_TO DO:_ Transcribe all of the data exactly. Omit the pictures.

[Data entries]
--
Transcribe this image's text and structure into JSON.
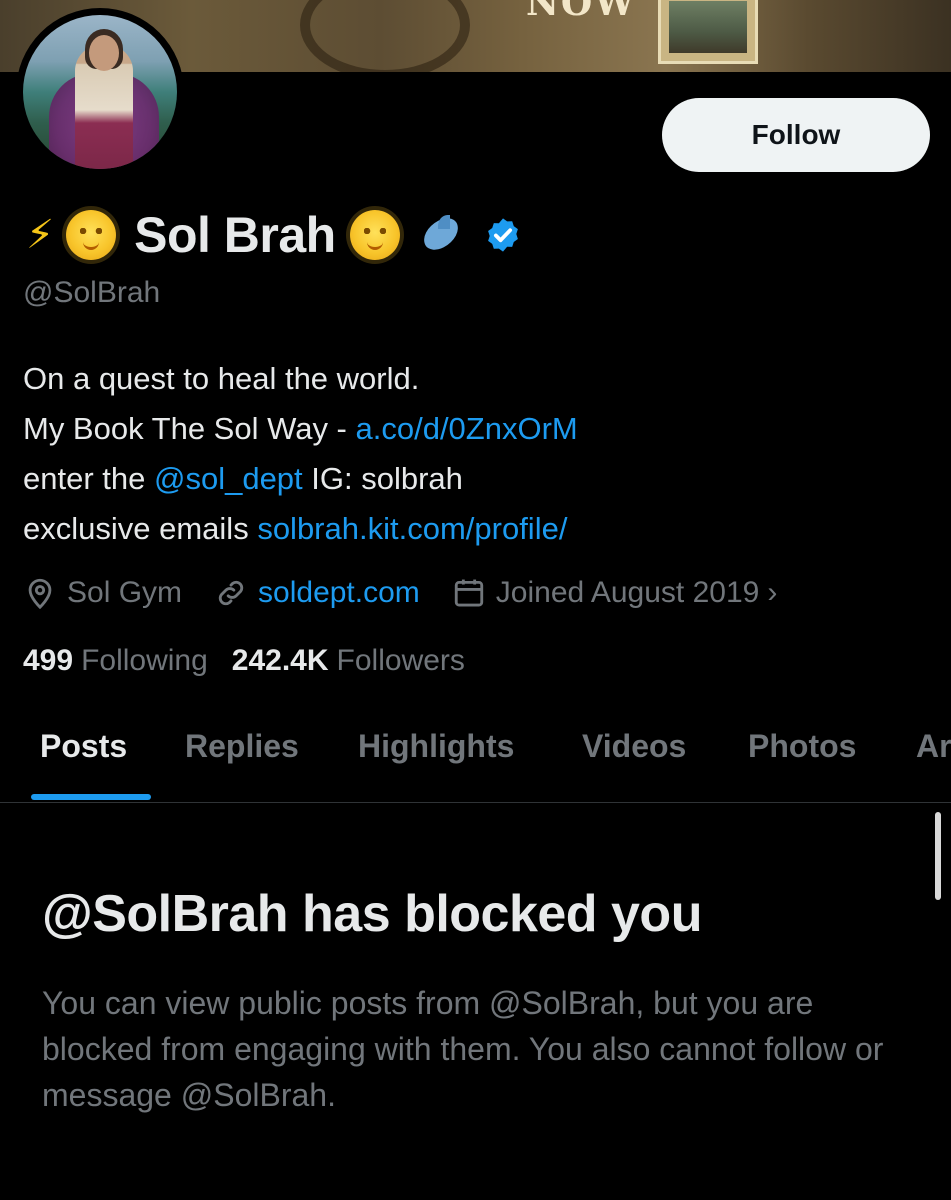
{
  "banner": {
    "text": "NOW"
  },
  "profile": {
    "name": "Sol Brah",
    "handle": "@SolBrah",
    "follow_label": "Follow"
  },
  "bio": {
    "line1": "On a quest to heal the world.",
    "line2_prefix": "My Book The Sol Way - ",
    "line2_link": "a.co/d/0ZnxOrM",
    "line3_prefix": "enter the ",
    "line3_mention": "@sol_dept",
    "line3_suffix": " IG: solbrah",
    "line4_prefix": "exclusive emails ",
    "line4_link": "solbrah.kit.com/profile/"
  },
  "meta": {
    "location": "Sol Gym",
    "website": "soldept.com",
    "joined": "Joined August 2019",
    "location_icon": "location-pin-icon",
    "link_icon": "link-icon",
    "calendar_icon": "calendar-icon",
    "chevron_icon": "chevron-right-icon"
  },
  "stats": {
    "following_count": "499",
    "following_label": "Following",
    "followers_count": "242.4K",
    "followers_label": "Followers"
  },
  "tabs": [
    {
      "label": "Posts",
      "active": true
    },
    {
      "label": "Replies",
      "active": false
    },
    {
      "label": "Highlights",
      "active": false
    },
    {
      "label": "Videos",
      "active": false
    },
    {
      "label": "Photos",
      "active": false
    },
    {
      "label": "Ar",
      "active": false
    }
  ],
  "blocked": {
    "title": "@SolBrah has blocked you",
    "description": "You can view public posts from @SolBrah, but you are blocked from engaging with them. You also cannot follow or message @SolBrah."
  },
  "colors": {
    "background": "#000000",
    "text_primary": "#e7e9ea",
    "text_secondary": "#71767b",
    "accent": "#1d9bf0",
    "follow_button_bg": "#eff3f4"
  }
}
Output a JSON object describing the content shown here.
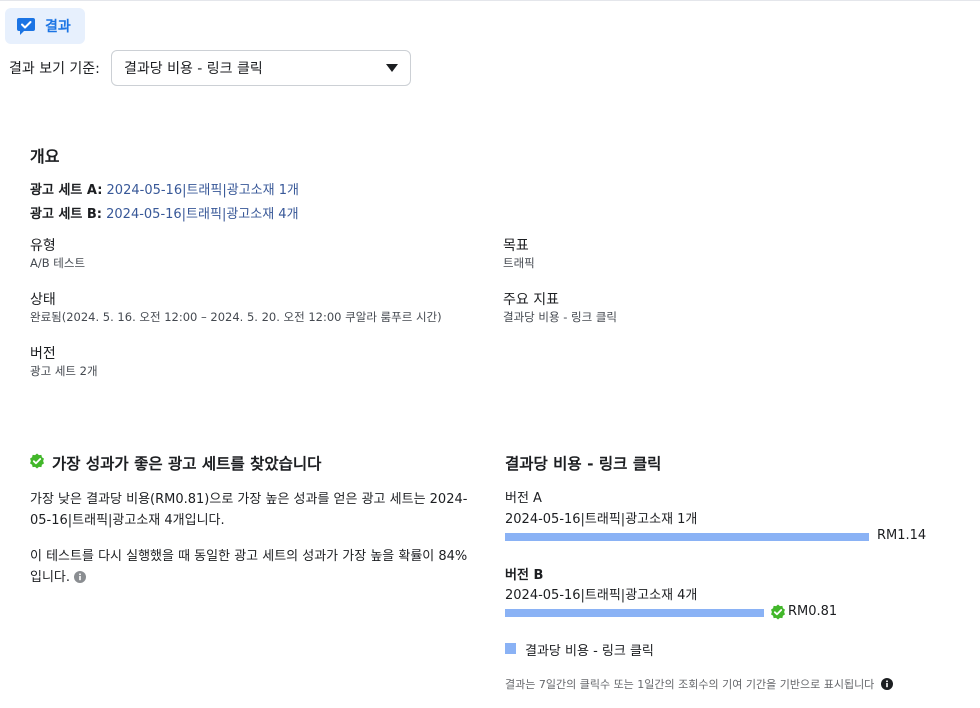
{
  "tab": {
    "label": "결과"
  },
  "view_by": {
    "label": "결과 보기 기준:",
    "selected": "결과당 비용 - 링크 클릭"
  },
  "overview": {
    "title": "개요",
    "ad_sets": [
      {
        "key": "광고 세트 A:",
        "value": " 2024-05-16|트래픽|광고소재 1개"
      },
      {
        "key": "광고 세트 B:",
        "value": " 2024-05-16|트래픽|광고소재 4개"
      }
    ],
    "fields": {
      "type": {
        "label": "유형",
        "value": "A/B 테스트"
      },
      "goal": {
        "label": "목표",
        "value": "트래픽"
      },
      "status": {
        "label": "상태",
        "value": "완료됨(2024. 5. 16. 오전 12:00 – 2024. 5. 20. 오전 12:00 쿠알라 룸푸르 시간)"
      },
      "key_metric": {
        "label": "주요 지표",
        "value": "결과당 비용 - 링크 클릭"
      },
      "versions": {
        "label": "버전",
        "value": "광고 세트 2개"
      }
    }
  },
  "winner": {
    "title": "가장 성과가 좋은 광고 세트를 찾았습니다",
    "paragraph1": "가장 낮은 결과당 비용(RM0.81)으로 가장 높은 성과를 얻은 광고 세트는 2024-05-16|트래픽|광고소재 4개입니다.",
    "paragraph2": "이 테스트를 다시 실행했을 때 동일한 광고 세트의 성과가 가장 높을 확률이 84%입니다."
  },
  "chart_data": {
    "type": "bar",
    "title": "결과당 비용 - 링크 클릭",
    "orientation": "horizontal",
    "categories": [
      "버전 A",
      "버전 B"
    ],
    "category_subtitles": [
      "2024-05-16|트래픽|광고소재 1개",
      "2024-05-16|트래픽|광고소재 4개"
    ],
    "values": [
      1.14,
      0.81
    ],
    "value_labels": [
      "RM1.14",
      "RM0.81"
    ],
    "winner_index": 1,
    "legend": [
      "결과당 비용 - 링크 클릭"
    ],
    "color": "#8ab2f5"
  },
  "footnote": "결과는 7일간의 클릭수 또는 1일간의 조회수의 기여 기간을 기반으로 표시됩니다",
  "colors": {
    "accent": "#1b74e4",
    "success": "#42b72a",
    "link": "#385898"
  }
}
--
_RESULT:_
Transcribe this image's text and structure into JSON.
{
  "banner": {
    "text": "NOW"
  },
  "profile": {
    "name": "Sol Brah",
    "handle": "@SolBrah",
    "follow_label": "Follow"
  },
  "bio": {
    "line1": "On a quest to heal the world.",
    "line2_prefix": "My Book The Sol Way - ",
    "line2_link": "a.co/d/0ZnxOrM",
    "line3_prefix": "enter the ",
    "line3_mention": "@sol_dept",
    "line3_suffix": " IG: solbrah",
    "line4_prefix": "exclusive emails ",
    "line4_link": "solbrah.kit.com/profile/"
  },
  "meta": {
    "location": "Sol Gym",
    "website": "soldept.com",
    "joined": "Joined August 2019",
    "location_icon": "location-pin-icon",
    "link_icon": "link-icon",
    "calendar_icon": "calendar-icon",
    "chevron_icon": "chevron-right-icon"
  },
  "stats": {
    "following_count": "499",
    "following_label": "Following",
    "followers_count": "242.4K",
    "followers_label": "Followers"
  },
  "tabs": [
    {
      "label": "Posts",
      "active": true
    },
    {
      "label": "Replies",
      "active": false
    },
    {
      "label": "Highlights",
      "active": false
    },
    {
      "label": "Videos",
      "active": false
    },
    {
      "label": "Photos",
      "active": false
    },
    {
      "label": "Ar",
      "active": false
    }
  ],
  "blocked": {
    "title": "@SolBrah has blocked you",
    "description": "You can view public posts from @SolBrah, but you are blocked from engaging with them. You also cannot follow or message @SolBrah."
  },
  "colors": {
    "background": "#000000",
    "text_primary": "#e7e9ea",
    "text_secondary": "#71767b",
    "accent": "#1d9bf0",
    "follow_button_bg": "#eff3f4"
  }
}
Output a JSON object describing the content shown here.
{
  "tab": {
    "label": "결과"
  },
  "view_by": {
    "label": "결과 보기 기준:",
    "selected": "결과당 비용 - 링크 클릭"
  },
  "overview": {
    "title": "개요",
    "ad_sets": [
      {
        "key": "광고 세트 A:",
        "value": " 2024-05-16|트래픽|광고소재 1개"
      },
      {
        "key": "광고 세트 B:",
        "value": " 2024-05-16|트래픽|광고소재 4개"
      }
    ],
    "fields": {
      "type": {
        "label": "유형",
        "value": "A/B 테스트"
      },
      "goal": {
        "label": "목표",
        "value": "트래픽"
      },
      "status": {
        "label": "상태",
        "value": "완료됨(2024. 5. 16. 오전 12:00 – 2024. 5. 20. 오전 12:00 쿠알라 룸푸르 시간)"
      },
      "key_metric": {
        "label": "주요 지표",
        "value": "결과당 비용 - 링크 클릭"
      },
      "versions": {
        "label": "버전",
        "value": "광고 세트 2개"
      }
    }
  },
  "winner": {
    "title": "가장 성과가 좋은 광고 세트를 찾았습니다",
    "paragraph1": "가장 낮은 결과당 비용(RM0.81)으로 가장 높은 성과를 얻은 광고 세트는 2024-05-16|트래픽|광고소재 4개입니다.",
    "paragraph2": "이 테스트를 다시 실행했을 때 동일한 광고 세트의 성과가 가장 높을 확률이 84%입니다."
  },
  "chart_data": {
    "type": "bar",
    "title": "결과당 비용 - 링크 클릭",
    "orientation": "horizontal",
    "categories": [
      "버전 A",
      "버전 B"
    ],
    "category_subtitles": [
      "2024-05-16|트래픽|광고소재 1개",
      "2024-05-16|트래픽|광고소재 4개"
    ],
    "values": [
      1.14,
      0.81
    ],
    "value_labels": [
      "RM1.14",
      "RM0.81"
    ],
    "winner_index": 1,
    "legend": [
      "결과당 비용 - 링크 클릭"
    ],
    "color": "#8ab2f5"
  },
  "footnote": "결과는 7일간의 클릭수 또는 1일간의 조회수의 기여 기간을 기반으로 표시됩니다",
  "colors": {
    "accent": "#1b74e4",
    "success": "#42b72a",
    "link": "#385898"
  }
}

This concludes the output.